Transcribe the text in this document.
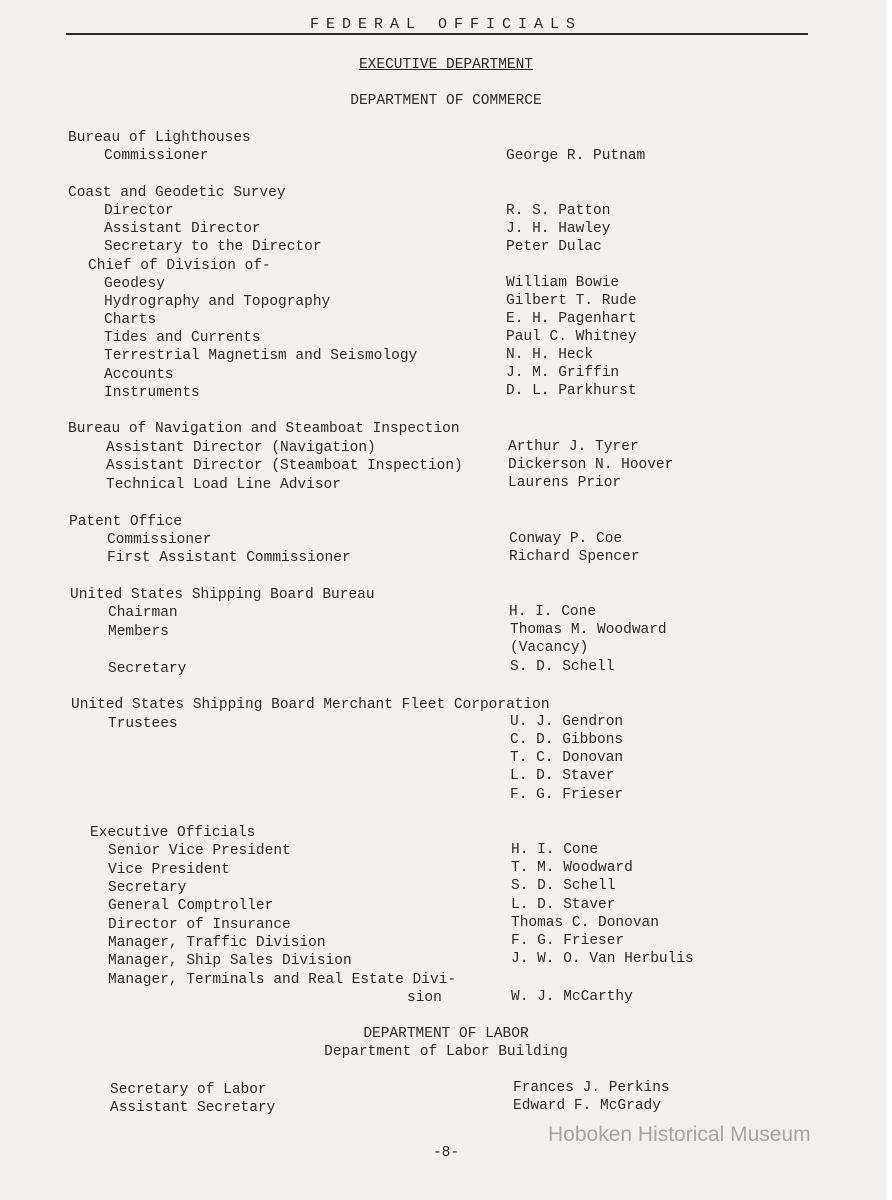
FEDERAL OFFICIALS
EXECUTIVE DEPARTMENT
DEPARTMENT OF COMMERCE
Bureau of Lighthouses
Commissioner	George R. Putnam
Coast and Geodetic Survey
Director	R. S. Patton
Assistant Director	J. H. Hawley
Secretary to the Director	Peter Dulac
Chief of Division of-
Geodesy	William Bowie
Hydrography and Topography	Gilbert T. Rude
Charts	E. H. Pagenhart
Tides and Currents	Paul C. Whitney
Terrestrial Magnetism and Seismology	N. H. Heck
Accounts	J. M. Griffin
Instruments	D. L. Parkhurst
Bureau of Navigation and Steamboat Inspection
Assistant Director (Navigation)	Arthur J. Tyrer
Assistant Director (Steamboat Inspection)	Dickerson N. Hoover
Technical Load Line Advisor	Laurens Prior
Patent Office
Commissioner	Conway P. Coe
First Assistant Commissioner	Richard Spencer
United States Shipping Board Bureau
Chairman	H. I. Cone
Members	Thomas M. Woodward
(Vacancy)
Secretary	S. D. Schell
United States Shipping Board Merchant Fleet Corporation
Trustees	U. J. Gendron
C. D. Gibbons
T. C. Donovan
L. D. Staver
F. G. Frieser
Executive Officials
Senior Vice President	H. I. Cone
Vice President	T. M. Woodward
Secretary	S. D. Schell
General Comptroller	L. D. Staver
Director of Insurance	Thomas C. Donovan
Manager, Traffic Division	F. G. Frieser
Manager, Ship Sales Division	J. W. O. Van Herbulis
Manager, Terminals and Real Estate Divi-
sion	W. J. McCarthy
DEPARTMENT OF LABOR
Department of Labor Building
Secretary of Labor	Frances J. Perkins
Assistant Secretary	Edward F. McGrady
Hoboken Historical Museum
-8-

┄┄┄┄┄┄┄┄┄┄

> [Set exercise]: Read the lines above. Gather those in which the string "States" is found.

> [Exercise result]:
United States Shipping Board Bureau
United States Shipping Board Merchant Fleet Corporation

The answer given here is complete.